Start of Material to process

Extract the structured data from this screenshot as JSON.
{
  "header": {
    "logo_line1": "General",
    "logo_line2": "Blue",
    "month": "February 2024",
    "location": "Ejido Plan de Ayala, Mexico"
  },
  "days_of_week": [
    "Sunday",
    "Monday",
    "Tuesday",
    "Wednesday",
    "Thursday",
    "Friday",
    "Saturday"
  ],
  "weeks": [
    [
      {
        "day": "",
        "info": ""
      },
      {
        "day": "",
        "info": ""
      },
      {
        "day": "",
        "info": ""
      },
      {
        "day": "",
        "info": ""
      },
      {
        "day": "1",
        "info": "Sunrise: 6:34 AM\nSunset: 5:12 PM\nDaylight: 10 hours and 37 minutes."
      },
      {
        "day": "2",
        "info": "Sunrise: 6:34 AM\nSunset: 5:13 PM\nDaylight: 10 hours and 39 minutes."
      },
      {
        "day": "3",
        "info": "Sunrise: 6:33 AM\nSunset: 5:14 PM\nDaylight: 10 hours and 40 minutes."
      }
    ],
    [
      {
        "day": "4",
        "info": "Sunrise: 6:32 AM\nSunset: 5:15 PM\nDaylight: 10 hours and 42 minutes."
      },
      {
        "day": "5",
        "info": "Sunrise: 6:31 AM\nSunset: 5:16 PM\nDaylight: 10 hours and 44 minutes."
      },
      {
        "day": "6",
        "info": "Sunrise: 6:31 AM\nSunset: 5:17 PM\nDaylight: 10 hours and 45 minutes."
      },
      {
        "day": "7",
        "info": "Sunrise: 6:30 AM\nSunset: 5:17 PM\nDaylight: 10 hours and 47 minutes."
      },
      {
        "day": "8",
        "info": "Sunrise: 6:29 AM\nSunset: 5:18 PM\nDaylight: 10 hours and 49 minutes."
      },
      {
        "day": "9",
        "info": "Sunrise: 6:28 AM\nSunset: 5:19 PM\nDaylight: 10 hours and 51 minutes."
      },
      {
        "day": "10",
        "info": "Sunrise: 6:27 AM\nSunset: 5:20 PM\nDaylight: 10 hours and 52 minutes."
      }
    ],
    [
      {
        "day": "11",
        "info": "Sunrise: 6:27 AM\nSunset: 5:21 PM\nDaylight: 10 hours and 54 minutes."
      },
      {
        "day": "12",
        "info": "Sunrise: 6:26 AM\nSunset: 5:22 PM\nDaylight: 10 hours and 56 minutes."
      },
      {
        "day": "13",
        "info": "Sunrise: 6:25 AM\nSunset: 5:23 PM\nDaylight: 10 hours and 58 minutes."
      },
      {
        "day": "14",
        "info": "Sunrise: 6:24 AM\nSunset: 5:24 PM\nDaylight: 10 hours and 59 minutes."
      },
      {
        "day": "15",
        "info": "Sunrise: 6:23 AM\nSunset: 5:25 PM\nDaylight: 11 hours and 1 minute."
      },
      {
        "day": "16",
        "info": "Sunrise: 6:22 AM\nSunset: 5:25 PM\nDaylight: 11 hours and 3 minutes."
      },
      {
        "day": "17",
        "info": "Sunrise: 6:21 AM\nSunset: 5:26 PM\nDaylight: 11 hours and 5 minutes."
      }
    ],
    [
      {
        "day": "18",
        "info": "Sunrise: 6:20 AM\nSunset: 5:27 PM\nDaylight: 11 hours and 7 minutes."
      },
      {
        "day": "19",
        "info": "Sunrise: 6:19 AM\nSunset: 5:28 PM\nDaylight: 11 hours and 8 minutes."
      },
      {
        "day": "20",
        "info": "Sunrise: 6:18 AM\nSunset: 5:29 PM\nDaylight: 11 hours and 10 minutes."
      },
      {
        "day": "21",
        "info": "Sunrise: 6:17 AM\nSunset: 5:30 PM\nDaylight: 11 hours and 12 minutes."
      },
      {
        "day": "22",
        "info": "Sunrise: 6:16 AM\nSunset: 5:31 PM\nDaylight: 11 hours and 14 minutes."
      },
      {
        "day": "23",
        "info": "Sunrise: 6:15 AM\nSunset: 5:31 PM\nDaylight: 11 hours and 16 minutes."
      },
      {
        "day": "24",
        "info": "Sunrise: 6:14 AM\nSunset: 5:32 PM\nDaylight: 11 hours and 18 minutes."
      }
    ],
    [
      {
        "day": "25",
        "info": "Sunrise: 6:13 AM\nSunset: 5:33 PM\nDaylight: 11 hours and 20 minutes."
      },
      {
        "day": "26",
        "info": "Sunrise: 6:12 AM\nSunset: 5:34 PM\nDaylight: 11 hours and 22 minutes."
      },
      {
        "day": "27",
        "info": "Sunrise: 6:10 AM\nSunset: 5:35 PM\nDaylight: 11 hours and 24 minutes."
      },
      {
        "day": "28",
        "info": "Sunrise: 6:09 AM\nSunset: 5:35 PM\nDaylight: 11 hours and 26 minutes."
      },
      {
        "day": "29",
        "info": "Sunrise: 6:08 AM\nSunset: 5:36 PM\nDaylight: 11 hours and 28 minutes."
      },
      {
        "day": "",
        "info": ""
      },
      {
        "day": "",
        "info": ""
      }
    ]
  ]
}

End of Material to process

- [Given request] Print every record above exactly as written.

- [The output]
Extract the structured data from this screenshot as JSON.
{
  "header": {
    "logo_line1": "General",
    "logo_line2": "Blue",
    "month": "February 2024",
    "location": "Ejido Plan de Ayala, Mexico"
  },
  "days_of_week": [
    "Sunday",
    "Monday",
    "Tuesday",
    "Wednesday",
    "Thursday",
    "Friday",
    "Saturday"
  ],
  "weeks": [
    [
      {
        "day": "",
        "info": ""
      },
      {
        "day": "",
        "info": ""
      },
      {
        "day": "",
        "info": ""
      },
      {
        "day": "",
        "info": ""
      },
      {
        "day": "1",
        "info": "Sunrise: 6:34 AM\nSunset: 5:12 PM\nDaylight: 10 hours and 37 minutes."
      },
      {
        "day": "2",
        "info": "Sunrise: 6:34 AM\nSunset: 5:13 PM\nDaylight: 10 hours and 39 minutes."
      },
      {
        "day": "3",
        "info": "Sunrise: 6:33 AM\nSunset: 5:14 PM\nDaylight: 10 hours and 40 minutes."
      }
    ],
    [
      {
        "day": "4",
        "info": "Sunrise: 6:32 AM\nSunset: 5:15 PM\nDaylight: 10 hours and 42 minutes."
      },
      {
        "day": "5",
        "info": "Sunrise: 6:31 AM\nSunset: 5:16 PM\nDaylight: 10 hours and 44 minutes."
      },
      {
        "day": "6",
        "info": "Sunrise: 6:31 AM\nSunset: 5:17 PM\nDaylight: 10 hours and 45 minutes."
      },
      {
        "day": "7",
        "info": "Sunrise: 6:30 AM\nSunset: 5:17 PM\nDaylight: 10 hours and 47 minutes."
      },
      {
        "day": "8",
        "info": "Sunrise: 6:29 AM\nSunset: 5:18 PM\nDaylight: 10 hours and 49 minutes."
      },
      {
        "day": "9",
        "info": "Sunrise: 6:28 AM\nSunset: 5:19 PM\nDaylight: 10 hours and 51 minutes."
      },
      {
        "day": "10",
        "info": "Sunrise: 6:27 AM\nSunset: 5:20 PM\nDaylight: 10 hours and 52 minutes."
      }
    ],
    [
      {
        "day": "11",
        "info": "Sunrise: 6:27 AM\nSunset: 5:21 PM\nDaylight: 10 hours and 54 minutes."
      },
      {
        "day": "12",
        "info": "Sunrise: 6:26 AM\nSunset: 5:22 PM\nDaylight: 10 hours and 56 minutes."
      },
      {
        "day": "13",
        "info": "Sunrise: 6:25 AM\nSunset: 5:23 PM\nDaylight: 10 hours and 58 minutes."
      },
      {
        "day": "14",
        "info": "Sunrise: 6:24 AM\nSunset: 5:24 PM\nDaylight: 10 hours and 59 minutes."
      },
      {
        "day": "15",
        "info": "Sunrise: 6:23 AM\nSunset: 5:25 PM\nDaylight: 11 hours and 1 minute."
      },
      {
        "day": "16",
        "info": "Sunrise: 6:22 AM\nSunset: 5:25 PM\nDaylight: 11 hours and 3 minutes."
      },
      {
        "day": "17",
        "info": "Sunrise: 6:21 AM\nSunset: 5:26 PM\nDaylight: 11 hours and 5 minutes."
      }
    ],
    [
      {
        "day": "18",
        "info": "Sunrise: 6:20 AM\nSunset: 5:27 PM\nDaylight: 11 hours and 7 minutes."
      },
      {
        "day": "19",
        "info": "Sunrise: 6:19 AM\nSunset: 5:28 PM\nDaylight: 11 hours and 8 minutes."
      },
      {
        "day": "20",
        "info": "Sunrise: 6:18 AM\nSunset: 5:29 PM\nDaylight: 11 hours and 10 minutes."
      },
      {
        "day": "21",
        "info": "Sunrise: 6:17 AM\nSunset: 5:30 PM\nDaylight: 11 hours and 12 minutes."
      },
      {
        "day": "22",
        "info": "Sunrise: 6:16 AM\nSunset: 5:31 PM\nDaylight: 11 hours and 14 minutes."
      },
      {
        "day": "23",
        "info": "Sunrise: 6:15 AM\nSunset: 5:31 PM\nDaylight: 11 hours and 16 minutes."
      },
      {
        "day": "24",
        "info": "Sunrise: 6:14 AM\nSunset: 5:32 PM\nDaylight: 11 hours and 18 minutes."
      }
    ],
    [
      {
        "day": "25",
        "info": "Sunrise: 6:13 AM\nSunset: 5:33 PM\nDaylight: 11 hours and 20 minutes."
      },
      {
        "day": "26",
        "info": "Sunrise: 6:12 AM\nSunset: 5:34 PM\nDaylight: 11 hours and 22 minutes."
      },
      {
        "day": "27",
        "info": "Sunrise: 6:10 AM\nSunset: 5:35 PM\nDaylight: 11 hours and 24 minutes."
      },
      {
        "day": "28",
        "info": "Sunrise: 6:09 AM\nSunset: 5:35 PM\nDaylight: 11 hours and 26 minutes."
      },
      {
        "day": "29",
        "info": "Sunrise: 6:08 AM\nSunset: 5:36 PM\nDaylight: 11 hours and 28 minutes."
      },
      {
        "day": "",
        "info": ""
      },
      {
        "day": "",
        "info": ""
      }
    ]
  ]
}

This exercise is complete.